(Collected data)
════

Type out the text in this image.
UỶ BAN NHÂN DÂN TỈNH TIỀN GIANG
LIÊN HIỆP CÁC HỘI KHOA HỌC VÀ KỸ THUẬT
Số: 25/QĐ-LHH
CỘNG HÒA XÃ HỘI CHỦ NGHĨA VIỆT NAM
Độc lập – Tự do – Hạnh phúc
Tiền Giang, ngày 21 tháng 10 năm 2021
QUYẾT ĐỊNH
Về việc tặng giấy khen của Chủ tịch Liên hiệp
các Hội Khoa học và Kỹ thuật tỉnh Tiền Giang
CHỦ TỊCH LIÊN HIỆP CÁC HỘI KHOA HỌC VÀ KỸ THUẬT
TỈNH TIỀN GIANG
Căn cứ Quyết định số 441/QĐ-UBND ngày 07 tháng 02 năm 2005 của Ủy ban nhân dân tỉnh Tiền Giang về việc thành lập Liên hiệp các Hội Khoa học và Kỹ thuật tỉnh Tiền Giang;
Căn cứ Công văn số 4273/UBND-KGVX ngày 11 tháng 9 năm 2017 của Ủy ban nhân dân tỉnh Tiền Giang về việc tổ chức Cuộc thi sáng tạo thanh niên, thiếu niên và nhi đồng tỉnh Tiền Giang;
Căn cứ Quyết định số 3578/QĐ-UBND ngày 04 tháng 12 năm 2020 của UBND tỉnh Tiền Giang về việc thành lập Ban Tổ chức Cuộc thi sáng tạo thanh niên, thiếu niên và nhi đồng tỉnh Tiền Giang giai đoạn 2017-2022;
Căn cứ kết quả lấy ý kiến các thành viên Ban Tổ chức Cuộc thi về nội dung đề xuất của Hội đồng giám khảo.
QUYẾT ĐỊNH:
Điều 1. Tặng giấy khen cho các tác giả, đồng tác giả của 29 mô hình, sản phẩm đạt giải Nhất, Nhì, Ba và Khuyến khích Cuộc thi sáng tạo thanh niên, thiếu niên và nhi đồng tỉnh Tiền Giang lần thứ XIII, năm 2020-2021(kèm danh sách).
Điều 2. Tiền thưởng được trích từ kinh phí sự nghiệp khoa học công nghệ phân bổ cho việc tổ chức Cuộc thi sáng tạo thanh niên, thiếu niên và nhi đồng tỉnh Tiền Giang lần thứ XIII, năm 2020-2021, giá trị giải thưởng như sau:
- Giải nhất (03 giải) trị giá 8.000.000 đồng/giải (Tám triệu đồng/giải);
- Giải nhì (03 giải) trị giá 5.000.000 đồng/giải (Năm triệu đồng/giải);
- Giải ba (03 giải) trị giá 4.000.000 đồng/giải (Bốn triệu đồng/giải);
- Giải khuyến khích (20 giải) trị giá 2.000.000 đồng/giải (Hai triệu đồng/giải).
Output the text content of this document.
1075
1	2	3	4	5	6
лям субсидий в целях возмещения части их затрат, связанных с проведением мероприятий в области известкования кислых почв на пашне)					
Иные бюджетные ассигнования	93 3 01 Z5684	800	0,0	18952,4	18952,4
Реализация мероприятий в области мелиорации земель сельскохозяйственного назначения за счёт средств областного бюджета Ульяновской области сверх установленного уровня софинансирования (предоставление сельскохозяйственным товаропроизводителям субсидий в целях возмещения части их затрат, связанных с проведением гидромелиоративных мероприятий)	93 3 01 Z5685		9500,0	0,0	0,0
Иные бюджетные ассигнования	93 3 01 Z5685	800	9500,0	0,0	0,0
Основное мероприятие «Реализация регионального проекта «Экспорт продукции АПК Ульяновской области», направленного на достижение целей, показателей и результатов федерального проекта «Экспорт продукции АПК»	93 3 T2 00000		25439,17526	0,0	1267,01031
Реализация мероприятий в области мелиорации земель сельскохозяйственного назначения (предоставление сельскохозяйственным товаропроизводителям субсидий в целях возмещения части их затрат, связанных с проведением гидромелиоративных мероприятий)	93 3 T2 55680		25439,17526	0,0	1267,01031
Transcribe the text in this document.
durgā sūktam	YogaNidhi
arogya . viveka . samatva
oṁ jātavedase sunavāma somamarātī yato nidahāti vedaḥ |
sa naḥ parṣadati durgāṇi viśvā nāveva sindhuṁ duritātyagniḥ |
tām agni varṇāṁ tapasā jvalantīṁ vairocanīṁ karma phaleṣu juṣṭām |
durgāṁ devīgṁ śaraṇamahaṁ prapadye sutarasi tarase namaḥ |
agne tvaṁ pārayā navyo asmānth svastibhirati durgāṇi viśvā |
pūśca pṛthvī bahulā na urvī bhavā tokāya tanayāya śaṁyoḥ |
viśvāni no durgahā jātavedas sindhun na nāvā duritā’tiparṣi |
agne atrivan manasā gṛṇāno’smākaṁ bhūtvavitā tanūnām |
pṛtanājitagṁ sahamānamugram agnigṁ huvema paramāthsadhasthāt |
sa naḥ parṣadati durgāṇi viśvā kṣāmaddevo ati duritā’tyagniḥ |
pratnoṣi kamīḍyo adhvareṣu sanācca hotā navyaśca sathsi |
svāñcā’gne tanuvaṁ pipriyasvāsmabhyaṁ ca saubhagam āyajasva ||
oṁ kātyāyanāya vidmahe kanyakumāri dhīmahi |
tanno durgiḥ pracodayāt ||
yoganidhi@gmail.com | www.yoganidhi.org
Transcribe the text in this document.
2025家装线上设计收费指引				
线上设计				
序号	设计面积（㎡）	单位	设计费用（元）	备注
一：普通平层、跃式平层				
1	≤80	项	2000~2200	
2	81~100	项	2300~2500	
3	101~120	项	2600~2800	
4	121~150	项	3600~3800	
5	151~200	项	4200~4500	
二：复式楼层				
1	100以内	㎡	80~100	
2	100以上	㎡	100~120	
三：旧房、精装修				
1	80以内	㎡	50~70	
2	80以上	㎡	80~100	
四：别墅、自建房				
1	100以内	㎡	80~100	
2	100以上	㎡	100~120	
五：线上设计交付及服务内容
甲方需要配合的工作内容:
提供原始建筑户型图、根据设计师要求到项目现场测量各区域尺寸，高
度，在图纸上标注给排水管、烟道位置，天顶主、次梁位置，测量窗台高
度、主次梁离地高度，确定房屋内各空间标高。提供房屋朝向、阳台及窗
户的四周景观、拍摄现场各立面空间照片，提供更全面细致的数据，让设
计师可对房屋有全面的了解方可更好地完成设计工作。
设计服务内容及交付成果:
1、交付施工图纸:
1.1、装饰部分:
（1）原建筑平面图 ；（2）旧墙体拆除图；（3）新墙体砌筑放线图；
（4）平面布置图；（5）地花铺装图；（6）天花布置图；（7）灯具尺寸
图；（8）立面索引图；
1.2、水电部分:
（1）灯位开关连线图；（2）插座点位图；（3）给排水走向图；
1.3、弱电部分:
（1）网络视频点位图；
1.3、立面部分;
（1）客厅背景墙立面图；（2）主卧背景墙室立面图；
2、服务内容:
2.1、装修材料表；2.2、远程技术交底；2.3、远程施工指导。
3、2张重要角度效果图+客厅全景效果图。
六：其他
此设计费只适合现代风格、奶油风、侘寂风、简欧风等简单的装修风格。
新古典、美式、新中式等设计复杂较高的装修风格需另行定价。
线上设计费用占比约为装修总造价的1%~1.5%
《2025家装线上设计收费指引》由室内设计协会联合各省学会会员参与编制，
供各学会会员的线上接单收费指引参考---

════

Problem to work on ▸ Work out the number of lines in this listing that include the word "Иные". Reply with that number only.

Problem solution ▸ 2